**Records supplied**
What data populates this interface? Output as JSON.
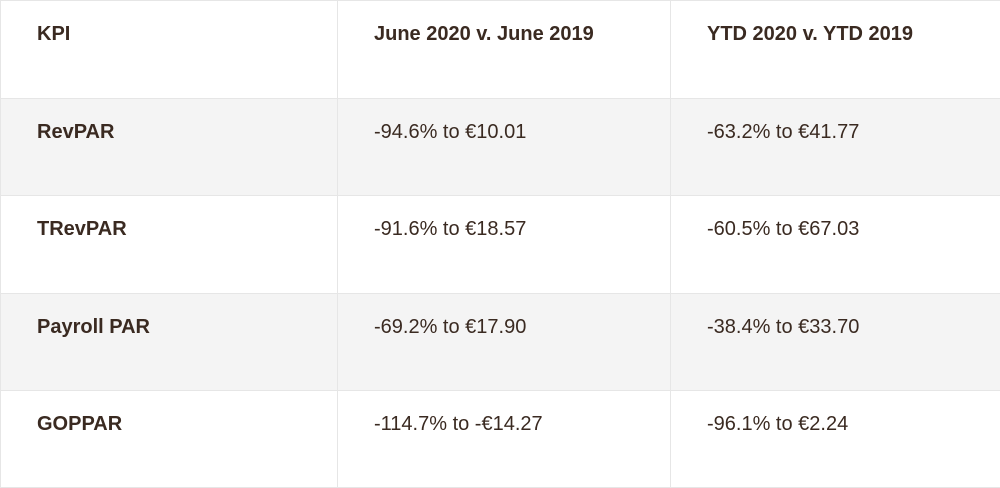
{
  "table": {
    "headers": [
      "KPI",
      "June 2020 v. June 2019",
      "YTD 2020 v. YTD 2019"
    ],
    "rows": [
      {
        "kpi": "RevPAR",
        "june": "-94.6% to €10.01",
        "ytd": "-63.2% to €41.77"
      },
      {
        "kpi": "TRevPAR",
        "june": "-91.6% to €18.57",
        "ytd": "-60.5% to €67.03"
      },
      {
        "kpi": "Payroll PAR",
        "june": "-69.2% to €17.90",
        "ytd": "-38.4% to €33.70"
      },
      {
        "kpi": "GOPPAR",
        "june": "-114.7% to -€14.27",
        "ytd": "-96.1% to €2.24"
      }
    ]
  },
  "colors": {
    "text": "#3a2a21",
    "row_shade": "#f4f4f4",
    "border": "#e6e6e6"
  }
}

**What is asked**
Quote the records above exactly, leaving out any pictures.

**Response**
What data populates this interface? Output as JSON.
{
  "table": {
    "headers": [
      "KPI",
      "June 2020 v. June 2019",
      "YTD 2020 v. YTD 2019"
    ],
    "rows": [
      {
        "kpi": "RevPAR",
        "june": "-94.6% to €10.01",
        "ytd": "-63.2% to €41.77"
      },
      {
        "kpi": "TRevPAR",
        "june": "-91.6% to €18.57",
        "ytd": "-60.5% to €67.03"
      },
      {
        "kpi": "Payroll PAR",
        "june": "-69.2% to €17.90",
        "ytd": "-38.4% to €33.70"
      },
      {
        "kpi": "GOPPAR",
        "june": "-114.7% to -€14.27",
        "ytd": "-96.1% to €2.24"
      }
    ]
  },
  "colors": {
    "text": "#3a2a21",
    "row_shade": "#f4f4f4",
    "border": "#e6e6e6"
  }
}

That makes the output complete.